* **Dataset excerpts**:
START

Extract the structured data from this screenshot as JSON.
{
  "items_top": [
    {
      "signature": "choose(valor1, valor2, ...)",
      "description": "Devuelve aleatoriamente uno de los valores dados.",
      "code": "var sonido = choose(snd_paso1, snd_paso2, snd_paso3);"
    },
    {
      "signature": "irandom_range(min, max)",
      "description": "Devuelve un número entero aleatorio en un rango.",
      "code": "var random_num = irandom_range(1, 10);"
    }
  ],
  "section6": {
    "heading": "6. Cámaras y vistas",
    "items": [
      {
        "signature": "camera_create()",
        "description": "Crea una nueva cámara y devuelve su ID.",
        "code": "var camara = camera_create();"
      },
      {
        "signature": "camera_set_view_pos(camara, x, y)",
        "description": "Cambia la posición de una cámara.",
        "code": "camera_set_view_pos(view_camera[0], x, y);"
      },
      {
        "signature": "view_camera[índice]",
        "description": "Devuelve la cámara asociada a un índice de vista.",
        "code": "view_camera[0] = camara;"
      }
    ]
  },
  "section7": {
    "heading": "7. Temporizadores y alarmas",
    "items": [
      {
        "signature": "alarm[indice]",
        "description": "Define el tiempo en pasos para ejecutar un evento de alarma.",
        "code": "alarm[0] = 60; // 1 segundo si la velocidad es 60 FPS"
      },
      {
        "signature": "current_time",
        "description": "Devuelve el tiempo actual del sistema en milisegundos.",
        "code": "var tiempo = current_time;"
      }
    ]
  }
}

END

* **Exercise objective**:
Exactly as written, please output every entry.

* **Response below**:
Extract the structured data from this screenshot as JSON.
{
  "items_top": [
    {
      "signature": "choose(valor1, valor2, ...)",
      "description": "Devuelve aleatoriamente uno de los valores dados.",
      "code": "var sonido = choose(snd_paso1, snd_paso2, snd_paso3);"
    },
    {
      "signature": "irandom_range(min, max)",
      "description": "Devuelve un número entero aleatorio en un rango.",
      "code": "var random_num = irandom_range(1, 10);"
    }
  ],
  "section6": {
    "heading": "6. Cámaras y vistas",
    "items": [
      {
        "signature": "camera_create()",
        "description": "Crea una nueva cámara y devuelve su ID.",
        "code": "var camara = camera_create();"
      },
      {
        "signature": "camera_set_view_pos(camara, x, y)",
        "description": "Cambia la posición de una cámara.",
        "code": "camera_set_view_pos(view_camera[0], x, y);"
      },
      {
        "signature": "view_camera[índice]",
        "description": "Devuelve la cámara asociada a un índice de vista.",
        "code": "view_camera[0] = camara;"
      }
    ]
  },
  "section7": {
    "heading": "7. Temporizadores y alarmas",
    "items": [
      {
        "signature": "alarm[indice]",
        "description": "Define el tiempo en pasos para ejecutar un evento de alarma.",
        "code": "alarm[0] = 60; // 1 segundo si la velocidad es 60 FPS"
      },
      {
        "signature": "current_time",
        "description": "Devuelve el tiempo actual del sistema en milisegundos.",
        "code": "var tiempo = current_time;"
      }
    ]
  }
}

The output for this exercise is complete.